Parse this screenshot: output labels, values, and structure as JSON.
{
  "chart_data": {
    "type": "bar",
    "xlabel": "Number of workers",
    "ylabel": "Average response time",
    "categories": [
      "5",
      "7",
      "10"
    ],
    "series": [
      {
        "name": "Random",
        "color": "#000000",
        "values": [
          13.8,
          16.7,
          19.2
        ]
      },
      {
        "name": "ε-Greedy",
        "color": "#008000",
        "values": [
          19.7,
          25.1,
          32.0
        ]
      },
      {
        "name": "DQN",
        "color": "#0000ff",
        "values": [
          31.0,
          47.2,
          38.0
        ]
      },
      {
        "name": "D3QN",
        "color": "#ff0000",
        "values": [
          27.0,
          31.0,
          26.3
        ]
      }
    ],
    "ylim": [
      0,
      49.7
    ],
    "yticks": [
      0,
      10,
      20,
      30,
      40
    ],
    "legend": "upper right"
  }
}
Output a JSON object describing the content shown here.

--------------------------------------------------

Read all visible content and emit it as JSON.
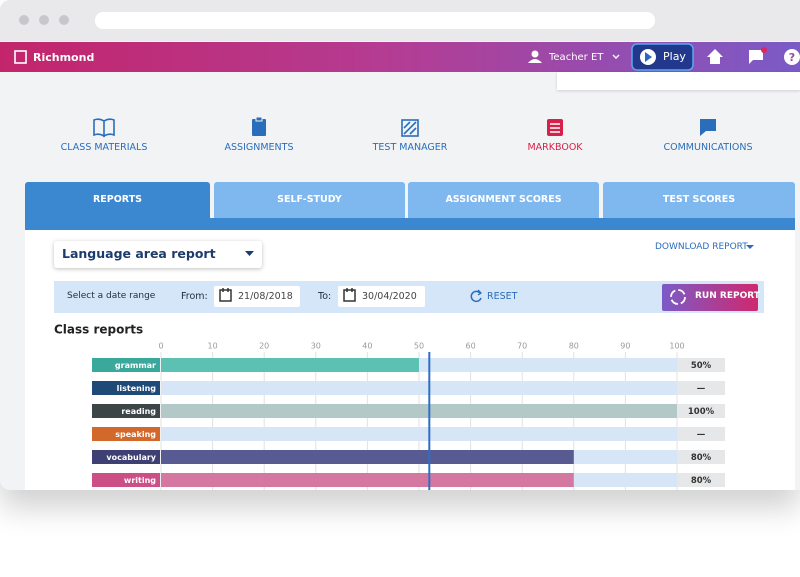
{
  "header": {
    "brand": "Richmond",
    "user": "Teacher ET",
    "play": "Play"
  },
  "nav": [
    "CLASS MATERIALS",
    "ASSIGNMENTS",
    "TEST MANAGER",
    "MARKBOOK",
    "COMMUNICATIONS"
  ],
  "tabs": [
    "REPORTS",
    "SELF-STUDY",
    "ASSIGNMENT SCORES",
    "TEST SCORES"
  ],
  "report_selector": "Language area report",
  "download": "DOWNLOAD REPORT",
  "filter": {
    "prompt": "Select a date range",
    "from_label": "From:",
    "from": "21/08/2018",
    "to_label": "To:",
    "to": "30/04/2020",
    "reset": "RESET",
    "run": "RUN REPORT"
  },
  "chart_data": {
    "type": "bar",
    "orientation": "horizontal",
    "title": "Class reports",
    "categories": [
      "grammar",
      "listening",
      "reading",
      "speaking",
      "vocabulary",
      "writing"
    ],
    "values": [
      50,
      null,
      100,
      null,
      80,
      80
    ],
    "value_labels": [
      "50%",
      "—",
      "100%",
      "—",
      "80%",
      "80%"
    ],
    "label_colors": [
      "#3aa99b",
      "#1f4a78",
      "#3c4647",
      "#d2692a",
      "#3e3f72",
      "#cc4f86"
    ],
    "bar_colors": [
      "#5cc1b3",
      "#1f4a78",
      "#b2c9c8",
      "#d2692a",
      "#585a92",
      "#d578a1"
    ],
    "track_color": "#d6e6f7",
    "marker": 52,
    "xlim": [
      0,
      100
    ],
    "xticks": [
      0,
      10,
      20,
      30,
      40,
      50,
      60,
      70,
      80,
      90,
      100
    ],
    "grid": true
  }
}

--------------------------------------------------

• **WORK TO COMPLETE**:
Write out each line exactly as it appears, from the line with "Parse this screenshot: output" up to and including the line with "Output a JSON".

• **CORRECT ANSWER**:
Parse this screenshot: output labels, values, and structure as JSON.
{
  "chart_data": {
    "type": "bar",
    "xlabel": "Number of workers",
    "ylabel": "Average response time",
    "categories": [
      "5",
      "7",
      "10"
    ],
    "series": [
      {
        "name": "Random",
        "color": "#000000",
        "values": [
          13.8,
          16.7,
          19.2
        ]
      },
      {
        "name": "ε-Greedy",
        "color": "#008000",
        "values": [
          19.7,
          25.1,
          32.0
        ]
      },
      {
        "name": "DQN",
        "color": "#0000ff",
        "values": [
          31.0,
          47.2,
          38.0
        ]
      },
      {
        "name": "D3QN",
        "color": "#ff0000",
        "values": [
          27.0,
          31.0,
          26.3
        ]
      }
    ],
    "ylim": [
      0,
      49.7
    ],
    "yticks": [
      0,
      10,
      20,
      30,
      40
    ],
    "legend": "upper right"
  }
}
Output a JSON object describing the content shown here.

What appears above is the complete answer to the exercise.